GIVEN TASK » Pictures do not belong in your copy. Repeat all the other data exactly.

SUPPLIED ENTRIES »
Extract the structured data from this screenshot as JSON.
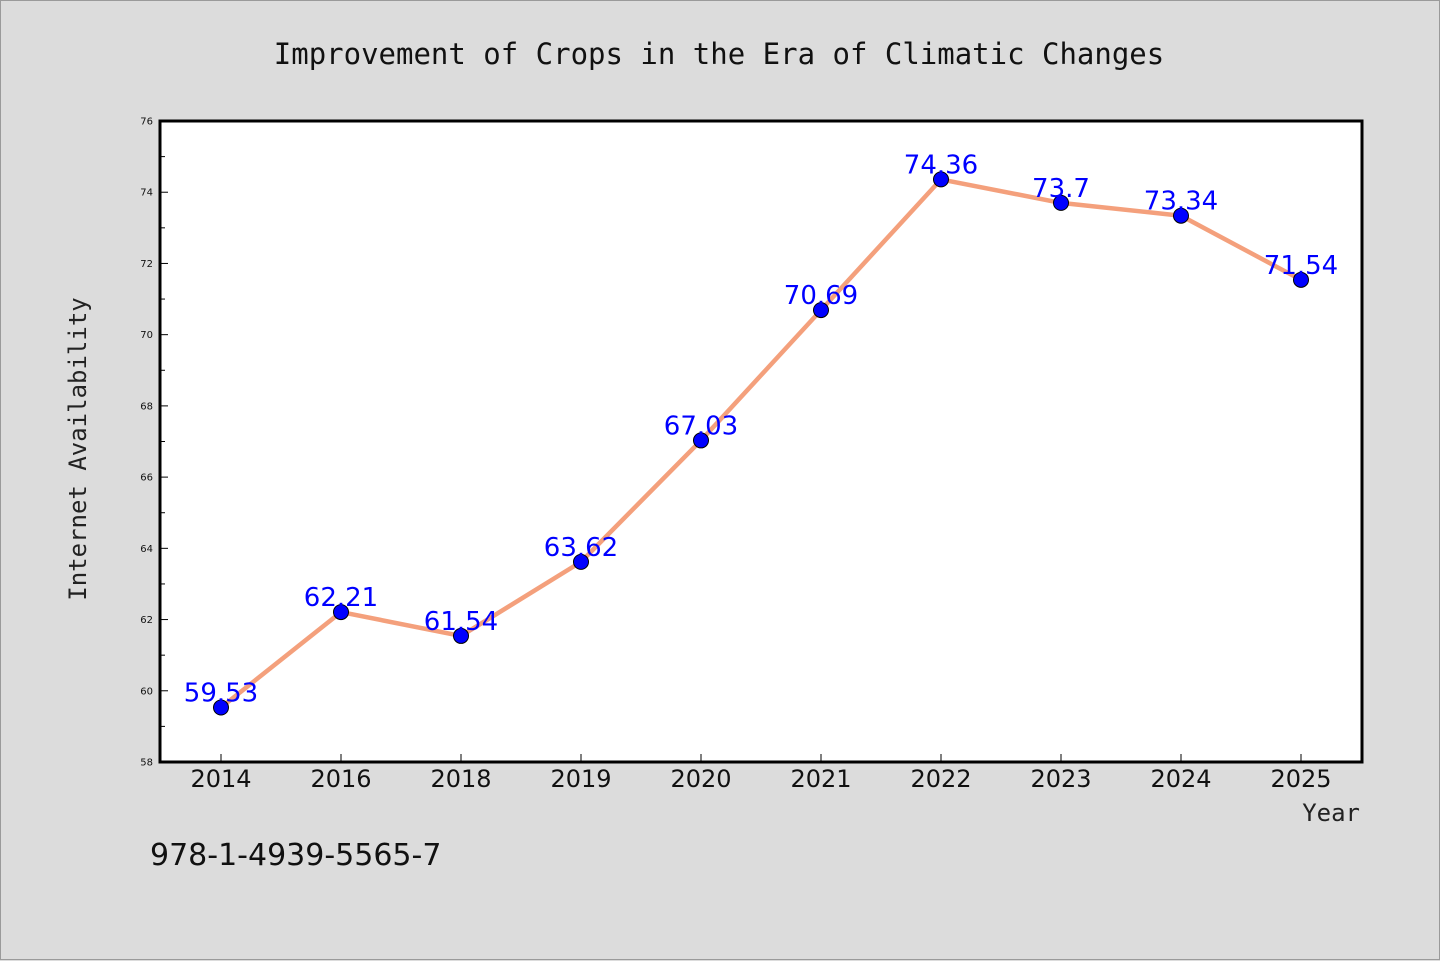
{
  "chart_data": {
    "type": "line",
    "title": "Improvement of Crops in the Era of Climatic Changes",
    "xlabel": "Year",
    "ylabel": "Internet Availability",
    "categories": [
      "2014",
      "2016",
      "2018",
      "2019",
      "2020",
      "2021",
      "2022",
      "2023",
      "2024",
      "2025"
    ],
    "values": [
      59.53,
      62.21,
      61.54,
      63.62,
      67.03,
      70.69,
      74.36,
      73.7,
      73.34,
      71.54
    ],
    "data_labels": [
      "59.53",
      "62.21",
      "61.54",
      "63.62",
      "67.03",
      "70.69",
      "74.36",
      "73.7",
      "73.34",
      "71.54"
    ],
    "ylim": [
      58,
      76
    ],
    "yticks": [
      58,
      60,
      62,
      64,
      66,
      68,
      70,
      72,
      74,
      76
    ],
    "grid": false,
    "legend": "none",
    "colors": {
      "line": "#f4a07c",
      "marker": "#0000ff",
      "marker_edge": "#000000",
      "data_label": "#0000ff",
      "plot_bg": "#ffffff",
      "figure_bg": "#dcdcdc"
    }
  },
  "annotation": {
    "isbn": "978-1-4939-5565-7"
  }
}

THE RESPONSE »
Extract the structured data from this screenshot as JSON.
{
  "chart_data": {
    "type": "line",
    "title": "Improvement of Crops in the Era of Climatic Changes",
    "xlabel": "Year",
    "ylabel": "Internet Availability",
    "categories": [
      "2014",
      "2016",
      "2018",
      "2019",
      "2020",
      "2021",
      "2022",
      "2023",
      "2024",
      "2025"
    ],
    "values": [
      59.53,
      62.21,
      61.54,
      63.62,
      67.03,
      70.69,
      74.36,
      73.7,
      73.34,
      71.54
    ],
    "data_labels": [
      "59.53",
      "62.21",
      "61.54",
      "63.62",
      "67.03",
      "70.69",
      "74.36",
      "73.7",
      "73.34",
      "71.54"
    ],
    "ylim": [
      58,
      76
    ],
    "yticks": [
      58,
      60,
      62,
      64,
      66,
      68,
      70,
      72,
      74,
      76
    ],
    "grid": false,
    "legend": "none",
    "colors": {
      "line": "#f4a07c",
      "marker": "#0000ff",
      "marker_edge": "#000000",
      "data_label": "#0000ff",
      "plot_bg": "#ffffff",
      "figure_bg": "#dcdcdc"
    }
  },
  "annotation": {
    "isbn": "978-1-4939-5565-7"
  }
}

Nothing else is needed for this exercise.